(Exercise description) Locate the word "good" in the data below, then copy every line that holds it.

Saved entries:
-----

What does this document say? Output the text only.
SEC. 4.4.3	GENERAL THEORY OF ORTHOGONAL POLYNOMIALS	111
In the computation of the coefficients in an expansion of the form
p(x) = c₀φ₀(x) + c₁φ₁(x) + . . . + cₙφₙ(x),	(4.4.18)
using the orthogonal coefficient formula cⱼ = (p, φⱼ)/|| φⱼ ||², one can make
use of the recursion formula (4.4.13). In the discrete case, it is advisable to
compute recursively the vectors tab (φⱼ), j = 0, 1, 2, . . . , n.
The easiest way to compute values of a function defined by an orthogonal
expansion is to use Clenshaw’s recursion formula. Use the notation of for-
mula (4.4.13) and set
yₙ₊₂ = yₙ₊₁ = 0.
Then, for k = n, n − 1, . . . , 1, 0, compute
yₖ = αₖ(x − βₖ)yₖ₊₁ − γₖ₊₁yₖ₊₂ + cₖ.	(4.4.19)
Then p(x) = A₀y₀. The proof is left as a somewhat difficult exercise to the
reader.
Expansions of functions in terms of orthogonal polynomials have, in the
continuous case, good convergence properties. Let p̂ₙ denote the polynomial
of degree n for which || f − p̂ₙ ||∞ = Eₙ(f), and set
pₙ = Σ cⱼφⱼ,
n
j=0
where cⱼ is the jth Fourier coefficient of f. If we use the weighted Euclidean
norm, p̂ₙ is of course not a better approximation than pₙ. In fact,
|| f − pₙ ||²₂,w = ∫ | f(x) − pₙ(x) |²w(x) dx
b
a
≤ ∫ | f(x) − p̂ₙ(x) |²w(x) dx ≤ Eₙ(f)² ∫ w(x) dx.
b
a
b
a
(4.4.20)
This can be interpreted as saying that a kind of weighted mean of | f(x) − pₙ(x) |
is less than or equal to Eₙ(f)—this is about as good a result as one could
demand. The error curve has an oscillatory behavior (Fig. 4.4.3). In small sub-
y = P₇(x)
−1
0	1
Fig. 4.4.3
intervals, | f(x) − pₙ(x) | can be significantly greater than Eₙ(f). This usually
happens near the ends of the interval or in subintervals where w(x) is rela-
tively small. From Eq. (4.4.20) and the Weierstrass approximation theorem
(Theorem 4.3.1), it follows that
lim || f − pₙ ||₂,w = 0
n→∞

-----

(Output for this task)
continuous case, good convergence properties. Let p̂ₙ denote the polynomial
is less than or equal to Eₙ(f)—this is about as good a result as one could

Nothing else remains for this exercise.